QUESTION COURTE 1
Dans l'extrait sur le rêve et l'informatique, quel nom donne-t-on au chemin qui consiste à s'ancrer dans les profondeurs d'un silence ?

EXTRAIT PRÉSENTÉ
⟨

Dans une autre vie, parallèle à celle que je
vis en tant qu’interprète de rêves, je suis informaticien, c’est-à-dire passionné
de logique. Cette contradiction apparente entre l’irrationalité du rêve et la
rationalité de l’ordinateur n’étonne que les esprits unilatéraux incapables de concevoir
que nous avons deux hémisphères cérébraux – l’un dédié, pourrait-on dire, à
la raison et l’autre à la vie des images –, et surtout que les deux s’équilibrent
et se complètent de la même façon que nous marchons sur deux jambes. Pour
développer une intelligence globale, il faut chercher à faire travailler
ensemble cerveau gauche et cerveau droit, et surtout prendre conscience de ce
qui les dépasse. Le chemin pour y parvenir est connu depuis longtemps et consiste
à s’ancrer dans les profondeurs d’un silence d’où l’on peut observer l’activité
de notre conscience. C’est ce qu’on appelle la méditation et, quand elle
survient, on entre dans un espace que l’on peut qualifier à bon droit de
supraconscient ou « supramental », non pour se gargariser avec de
nouveaux concepts, mais pour désigner le fait de développer une conscience de
la conscience.
Dans ce sens, il est particulièrement
intéressant de considérer l’ordinateur comme une métaphore de notre mental.

⟩

LIGNES AFFICHÉES
⟨

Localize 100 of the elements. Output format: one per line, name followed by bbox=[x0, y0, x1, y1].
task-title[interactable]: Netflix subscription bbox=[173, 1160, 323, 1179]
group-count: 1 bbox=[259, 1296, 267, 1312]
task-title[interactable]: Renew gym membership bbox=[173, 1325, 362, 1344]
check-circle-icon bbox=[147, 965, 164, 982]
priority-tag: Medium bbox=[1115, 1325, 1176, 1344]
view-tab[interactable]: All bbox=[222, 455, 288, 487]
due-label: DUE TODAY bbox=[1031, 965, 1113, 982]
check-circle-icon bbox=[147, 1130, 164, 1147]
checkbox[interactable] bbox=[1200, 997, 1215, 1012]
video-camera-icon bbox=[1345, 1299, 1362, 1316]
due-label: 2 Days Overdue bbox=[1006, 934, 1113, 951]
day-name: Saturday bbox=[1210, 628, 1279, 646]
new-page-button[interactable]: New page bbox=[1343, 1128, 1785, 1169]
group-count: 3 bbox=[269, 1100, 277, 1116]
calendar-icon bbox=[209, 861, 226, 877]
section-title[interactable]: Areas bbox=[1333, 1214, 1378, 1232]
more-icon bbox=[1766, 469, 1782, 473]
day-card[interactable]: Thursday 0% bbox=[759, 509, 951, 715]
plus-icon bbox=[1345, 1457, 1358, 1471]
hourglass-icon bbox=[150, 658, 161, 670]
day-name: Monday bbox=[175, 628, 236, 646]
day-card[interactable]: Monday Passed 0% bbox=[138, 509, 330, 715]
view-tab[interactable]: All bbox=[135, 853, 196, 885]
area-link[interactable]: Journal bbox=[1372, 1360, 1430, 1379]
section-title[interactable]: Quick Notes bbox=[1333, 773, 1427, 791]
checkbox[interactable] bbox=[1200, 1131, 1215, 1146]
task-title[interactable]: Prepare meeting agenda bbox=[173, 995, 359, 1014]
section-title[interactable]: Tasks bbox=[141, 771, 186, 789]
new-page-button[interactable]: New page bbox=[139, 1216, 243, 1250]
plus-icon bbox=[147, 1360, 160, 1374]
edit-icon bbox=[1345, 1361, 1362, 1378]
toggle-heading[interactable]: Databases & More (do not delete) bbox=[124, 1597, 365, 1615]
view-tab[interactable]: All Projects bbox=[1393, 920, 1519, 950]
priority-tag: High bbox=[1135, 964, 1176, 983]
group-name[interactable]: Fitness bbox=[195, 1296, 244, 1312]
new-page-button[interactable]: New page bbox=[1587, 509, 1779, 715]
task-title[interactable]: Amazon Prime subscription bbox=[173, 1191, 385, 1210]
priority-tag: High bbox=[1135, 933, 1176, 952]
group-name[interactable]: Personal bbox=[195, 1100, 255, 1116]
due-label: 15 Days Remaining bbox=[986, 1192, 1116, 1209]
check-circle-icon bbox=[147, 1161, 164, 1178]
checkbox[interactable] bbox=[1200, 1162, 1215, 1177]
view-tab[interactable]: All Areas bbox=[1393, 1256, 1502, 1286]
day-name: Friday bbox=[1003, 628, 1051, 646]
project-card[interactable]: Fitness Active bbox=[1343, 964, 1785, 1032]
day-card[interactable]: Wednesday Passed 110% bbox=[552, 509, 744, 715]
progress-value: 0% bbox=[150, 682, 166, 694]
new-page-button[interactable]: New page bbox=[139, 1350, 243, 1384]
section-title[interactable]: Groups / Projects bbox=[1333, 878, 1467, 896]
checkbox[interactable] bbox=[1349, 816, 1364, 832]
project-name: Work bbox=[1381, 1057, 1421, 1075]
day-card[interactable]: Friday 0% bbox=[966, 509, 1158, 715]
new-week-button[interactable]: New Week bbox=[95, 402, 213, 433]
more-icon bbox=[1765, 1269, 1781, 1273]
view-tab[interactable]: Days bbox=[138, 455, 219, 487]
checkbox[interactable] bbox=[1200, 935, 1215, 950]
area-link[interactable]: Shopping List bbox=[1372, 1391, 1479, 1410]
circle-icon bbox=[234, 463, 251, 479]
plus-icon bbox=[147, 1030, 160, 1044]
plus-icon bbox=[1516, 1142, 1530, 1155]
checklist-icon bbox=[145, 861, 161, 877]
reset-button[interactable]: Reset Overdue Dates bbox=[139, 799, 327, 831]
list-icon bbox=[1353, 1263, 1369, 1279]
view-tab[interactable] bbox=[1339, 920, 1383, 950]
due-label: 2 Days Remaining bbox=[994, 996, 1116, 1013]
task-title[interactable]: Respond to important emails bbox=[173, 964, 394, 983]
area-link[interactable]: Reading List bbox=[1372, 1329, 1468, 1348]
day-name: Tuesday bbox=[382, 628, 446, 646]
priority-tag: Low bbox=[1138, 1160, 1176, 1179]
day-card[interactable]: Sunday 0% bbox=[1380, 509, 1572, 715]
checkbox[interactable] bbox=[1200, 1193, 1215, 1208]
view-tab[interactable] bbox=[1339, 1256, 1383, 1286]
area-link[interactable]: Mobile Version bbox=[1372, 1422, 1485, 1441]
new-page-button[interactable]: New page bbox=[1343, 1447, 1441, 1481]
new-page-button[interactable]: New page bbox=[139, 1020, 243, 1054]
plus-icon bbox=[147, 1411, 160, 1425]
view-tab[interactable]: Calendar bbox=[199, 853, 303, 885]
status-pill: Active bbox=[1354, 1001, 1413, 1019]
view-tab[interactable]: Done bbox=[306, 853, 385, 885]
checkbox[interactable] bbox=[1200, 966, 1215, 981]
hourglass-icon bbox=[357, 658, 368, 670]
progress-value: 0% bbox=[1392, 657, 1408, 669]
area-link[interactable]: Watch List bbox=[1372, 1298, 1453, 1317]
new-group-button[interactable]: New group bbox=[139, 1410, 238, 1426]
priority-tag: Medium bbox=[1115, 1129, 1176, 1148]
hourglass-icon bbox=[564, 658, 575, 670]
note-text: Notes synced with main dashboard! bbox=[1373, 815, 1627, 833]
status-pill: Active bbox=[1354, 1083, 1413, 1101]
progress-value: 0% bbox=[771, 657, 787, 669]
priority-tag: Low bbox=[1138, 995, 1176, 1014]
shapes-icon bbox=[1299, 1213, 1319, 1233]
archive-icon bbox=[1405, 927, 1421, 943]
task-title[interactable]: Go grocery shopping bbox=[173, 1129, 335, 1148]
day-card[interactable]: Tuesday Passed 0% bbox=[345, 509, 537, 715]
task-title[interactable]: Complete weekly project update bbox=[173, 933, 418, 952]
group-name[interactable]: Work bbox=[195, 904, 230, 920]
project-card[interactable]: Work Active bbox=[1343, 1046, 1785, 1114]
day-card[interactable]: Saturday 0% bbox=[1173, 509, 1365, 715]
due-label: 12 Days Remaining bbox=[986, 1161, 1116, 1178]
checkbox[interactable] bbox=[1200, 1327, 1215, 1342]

⟩

QUESTION COURTE 2
Renommez « priority-tag » en « priority-label » dans les lignes, de la toute première jusqu'à celle qui contient « due-label: 2 Days Overdue », incluse. Rendez uniquement ces lignes, sans autre changement.

RÉPONSE ATTENDUE 1
La méditation.

RÉPONSE ATTENDUE 2
Localize 100 of the elements. Output format: one per line, name followed by bbox=[x0, y0, x1, y1].
task-title[interactable]: Netflix subscription bbox=[173, 1160, 323, 1179]
group-count: 1 bbox=[259, 1296, 267, 1312]
task-title[interactable]: Renew gym membership bbox=[173, 1325, 362, 1344]
check-circle-icon bbox=[147, 965, 164, 982]
priority-label: Medium bbox=[1115, 1325, 1176, 1344]
view-tab[interactable]: All bbox=[222, 455, 288, 487]
due-label: DUE TODAY bbox=[1031, 965, 1113, 982]
check-circle-icon bbox=[147, 1130, 164, 1147]
checkbox[interactable] bbox=[1200, 997, 1215, 1012]
video-camera-icon bbox=[1345, 1299, 1362, 1316]
due-label: 2 Days Overdue bbox=[1006, 934, 1113, 951]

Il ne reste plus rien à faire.